Your goal: Rewrite the lines of the records below from the one containing "org-form-other: Other ▶" through the one containing "v7a: 0 — [991, 595, 1121, 614]", substituting "Filing Date" for "Submission Date" and leaving everything else unchanged.
(begin)
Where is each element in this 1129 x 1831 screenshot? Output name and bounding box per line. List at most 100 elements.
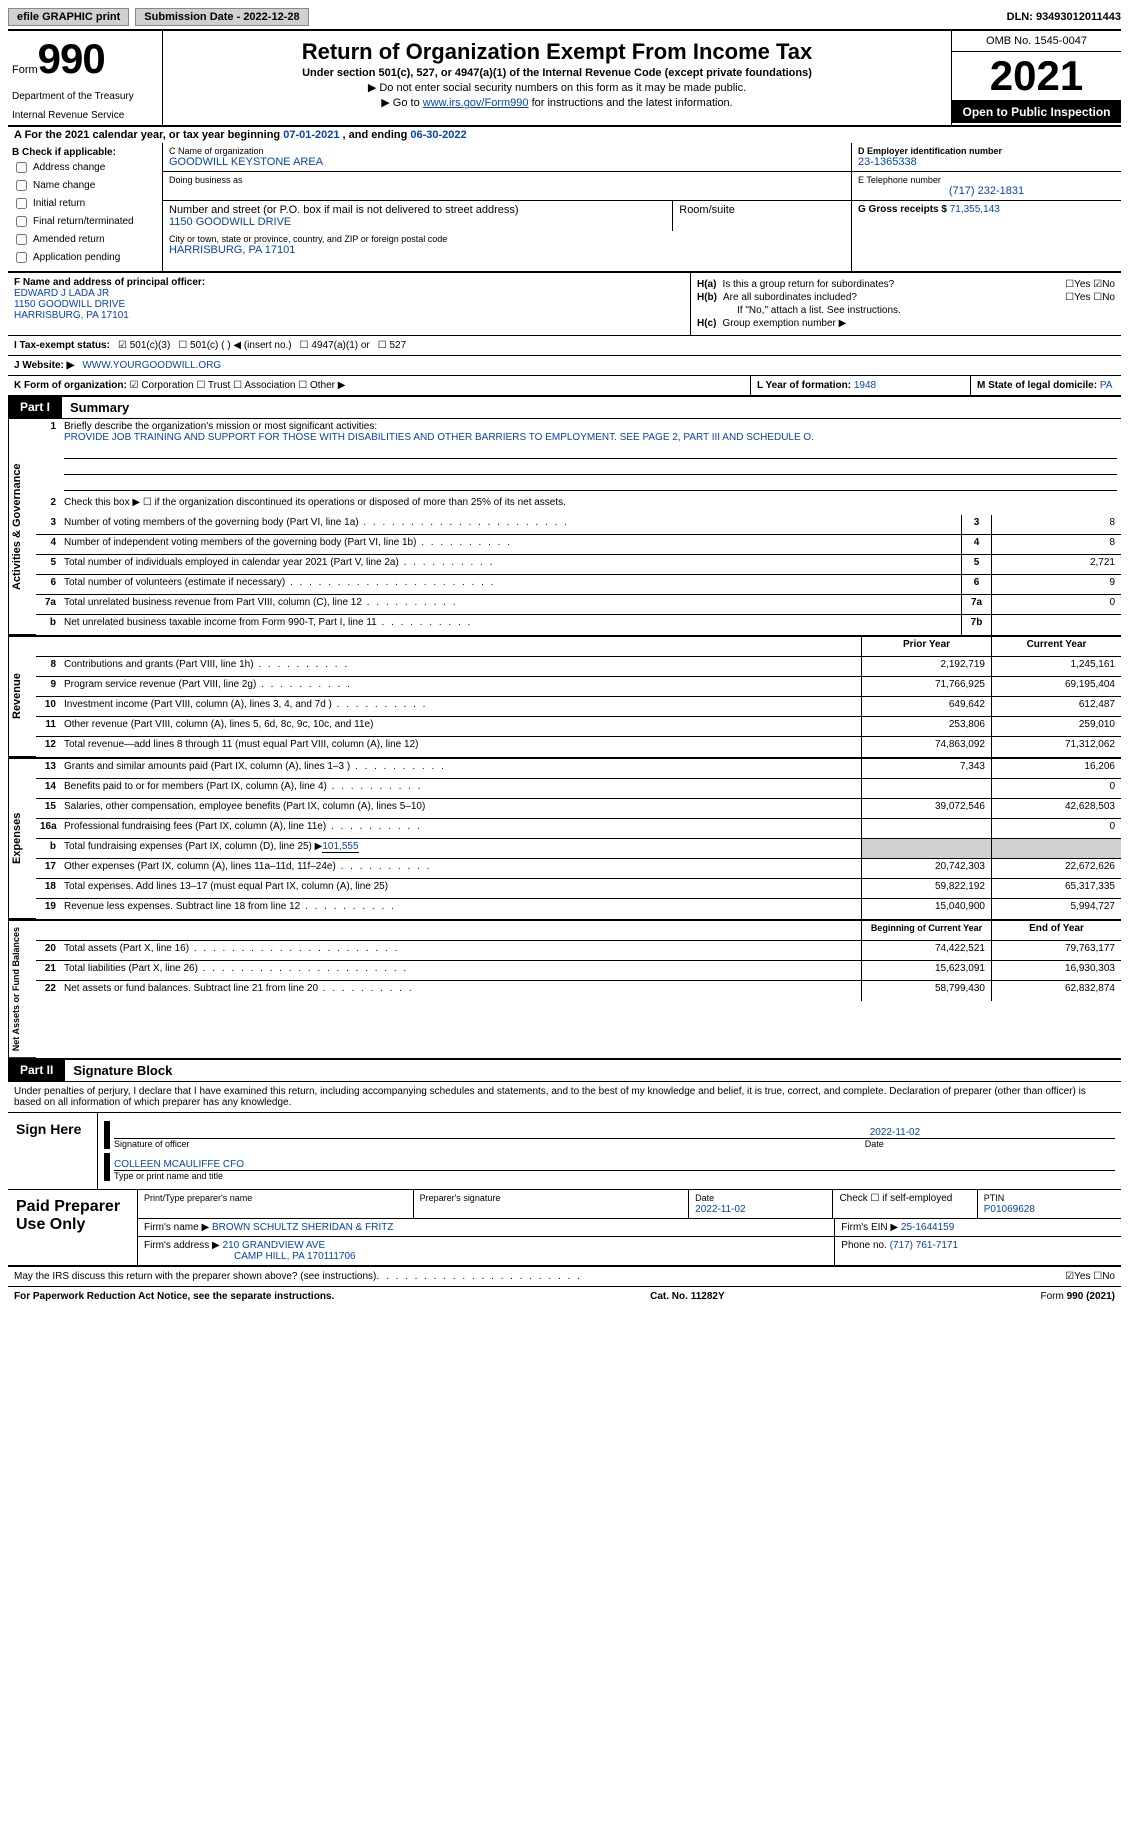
org-form-other: Other ▶ — [310, 380, 345, 391]
part2-badge: Part II — [8, 1060, 65, 1081]
part1-badge: Part I — [8, 397, 62, 418]
officer-name: EDWARD J LADA JR — [14, 288, 684, 299]
submission-date-button[interactable]: Submission Date - 2022-12-28 — [135, 8, 308, 26]
officer-signed-name: COLLEEN MCAULIFFE CFO — [114, 1159, 244, 1170]
v7a: 0 — [991, 595, 1121, 614]
header-left: Form990 Department of the Treasury Inter… — [8, 31, 163, 125]
prep-check-label: Check ☐ if self-employed — [833, 1190, 977, 1218]
chk-address-change[interactable] — [16, 162, 27, 173]
website-label: J Website: ▶ — [14, 360, 74, 371]
summary-activities: Activities & Governance 1 Briefly descri… — [8, 419, 1121, 637]
main-title: Return of Organization Exempt From Incom… — [169, 39, 945, 65]
form-header: Form990 Department of the Treasury Inter… — [8, 31, 1121, 127]
p16a — [861, 819, 991, 838]
officer-left: F Name and address of principal officer:… — [8, 273, 691, 335]
line9: Program service revenue (Part VIII, line… — [64, 679, 256, 690]
expenses-label: Expenses — [8, 759, 36, 919]
hc-text: Group exemption number ▶ — [722, 318, 846, 329]
hdr-current: Current Year — [991, 637, 1121, 656]
omb-number: OMB No. 1545-0047 — [952, 31, 1121, 52]
discuss-row: May the IRS discuss this return with the… — [8, 1267, 1121, 1286]
firm-addr1: 210 GRANDVIEW AVE — [223, 1240, 326, 1251]
status-501c3: 501(c)(3) — [130, 340, 171, 351]
c11: 259,010 — [991, 717, 1121, 736]
hc-prefix: H(c) — [697, 318, 716, 329]
header-center: Return of Organization Exempt From Incom… — [163, 31, 951, 125]
org-form-corp: Corporation — [141, 380, 193, 391]
org-form-assoc: Association — [244, 380, 295, 391]
sig-name-label: Type or print name and title — [114, 1171, 1115, 1181]
prep-name-label: Print/Type preparer's name — [144, 1193, 407, 1203]
sig-intro: Under penalties of perjury, I declare th… — [8, 1082, 1121, 1112]
irs-label: Internal Revenue Service — [12, 110, 158, 121]
line4: Number of independent voting members of … — [64, 537, 416, 548]
firm-name: BROWN SCHULTZ SHERIDAN & FRITZ — [212, 1222, 393, 1233]
officer-addr2: HARRISBURG, PA 17101 — [14, 310, 684, 321]
part2-title: Signature Block — [65, 1060, 1121, 1081]
line14: Benefits paid to or for members (Part IX… — [64, 781, 327, 792]
hdr-begin: Beginning of Current Year — [861, 921, 991, 940]
org-form-row: K Form of organization: ☑ Corporation ☐ … — [8, 376, 1121, 397]
ein-value: 23-1365338 — [858, 156, 1115, 168]
irs-form990-link[interactable]: www.irs.gov/Form990 — [423, 97, 529, 109]
chk-initial-return[interactable] — [16, 198, 27, 209]
line22: Net assets or fund balances. Subtract li… — [64, 983, 318, 994]
check-b-box: B Check if applicable: Address change Na… — [8, 143, 163, 271]
website-url: WWW.YOURGOODWILL.ORG — [82, 360, 221, 371]
p18: 59,822,192 — [861, 879, 991, 898]
hdr-end: End of Year — [991, 921, 1121, 940]
line16b-pre: Total fundraising expenses (Part IX, col… — [64, 841, 322, 852]
addr-label: Number and street (or P.O. box if mail i… — [169, 204, 666, 216]
sign-here-block: Sign Here 2022-11-02 Signature of office… — [8, 1112, 1121, 1190]
lbl-initial-return: Initial return — [33, 198, 85, 209]
preparer-label: Paid Preparer Use Only — [8, 1190, 138, 1265]
phone-value: (717) 232-1831 — [858, 185, 1115, 197]
chk-application-pending[interactable] — [16, 252, 27, 263]
c19: 5,994,727 — [991, 899, 1121, 919]
year-formation-label: L Year of formation: — [757, 380, 854, 391]
line20: Total assets (Part X, line 16) — [64, 943, 189, 954]
cal-year-mid: , and ending — [339, 129, 410, 141]
line5: Total number of individuals employed in … — [64, 557, 399, 568]
dba-label: Doing business as — [169, 175, 845, 185]
v5: 2,721 — [991, 555, 1121, 574]
summary-expenses: Expenses 13Grants and similar amounts pa… — [8, 759, 1121, 921]
c16a: 0 — [991, 819, 1121, 838]
summary-revenue: Revenue Prior YearCurrent Year 8Contribu… — [8, 637, 1121, 759]
p21: 15,623,091 — [861, 961, 991, 980]
discuss-yes: Yes — [1074, 1271, 1090, 1282]
firm-ein-label: Firm's EIN ▶ — [841, 1222, 901, 1233]
officer-addr1: 1150 GOODWILL DRIVE — [14, 299, 684, 310]
c15: 42,628,503 — [991, 799, 1121, 818]
chk-amended-return[interactable] — [16, 234, 27, 245]
dept-treasury: Department of the Treasury — [12, 91, 158, 102]
sign-date: 2022-11-02 — [870, 1127, 1115, 1138]
hdr-prior: Prior Year — [861, 637, 991, 656]
website-row: J Website: ▶ WWW.YOURGOODWILL.ORG — [8, 356, 1121, 376]
ha-text: Is this a group return for subordinates? — [722, 279, 894, 290]
cal-year-begin: 07-01-2021 — [283, 129, 339, 141]
org-name-label: C Name of organization — [169, 146, 845, 156]
subtitle: Under section 501(c), 527, or 4947(a)(1)… — [169, 67, 945, 79]
chk-final-return[interactable] — [16, 216, 27, 227]
line1-text: Briefly describe the organization's miss… — [64, 421, 377, 432]
info-right: D Employer identification number 23-1365… — [851, 143, 1121, 271]
firm-phone-label: Phone no. — [841, 1240, 889, 1251]
activities-label: Activities & Governance — [8, 419, 36, 635]
efile-print-button[interactable]: efile GRAPHIC print — [8, 8, 129, 26]
city-label: City or town, state or province, country… — [169, 234, 845, 244]
room-label: Room/suite — [679, 204, 845, 216]
line8: Contributions and grants (Part VIII, lin… — [64, 659, 254, 670]
org-address: 1150 GOODWILL DRIVE — [169, 216, 666, 228]
status-4947: 4947(a)(1) or — [311, 340, 369, 351]
line16a: Professional fundraising fees (Part IX, … — [64, 821, 326, 832]
p12: 74,863,092 — [861, 737, 991, 757]
line21: Total liabilities (Part X, line 26) — [64, 963, 198, 974]
paperwork-notice: For Paperwork Reduction Act Notice, see … — [14, 1291, 334, 1302]
year-formation: 1948 — [854, 380, 876, 391]
p13: 7,343 — [861, 759, 991, 778]
domicile-label: M State of legal domicile: — [977, 380, 1100, 391]
p11: 253,806 — [861, 717, 991, 736]
p10: 649,642 — [861, 697, 991, 716]
chk-name-change[interactable] — [16, 180, 27, 191]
(end)
Exercise result:
org-form-other: Other ▶ — [310, 380, 345, 391]
part2-badge: Part II — [8, 1060, 65, 1081]
part1-badge: Part I — [8, 397, 62, 418]
officer-name: EDWARD J LADA JR — [14, 288, 684, 299]
submission-date-button[interactable]: Filing Date - 2022-12-28 — [135, 8, 308, 26]
officer-signed-name: COLLEEN MCAULIFFE CFO — [114, 1159, 244, 1170]
v7a: 0 — [991, 595, 1121, 614]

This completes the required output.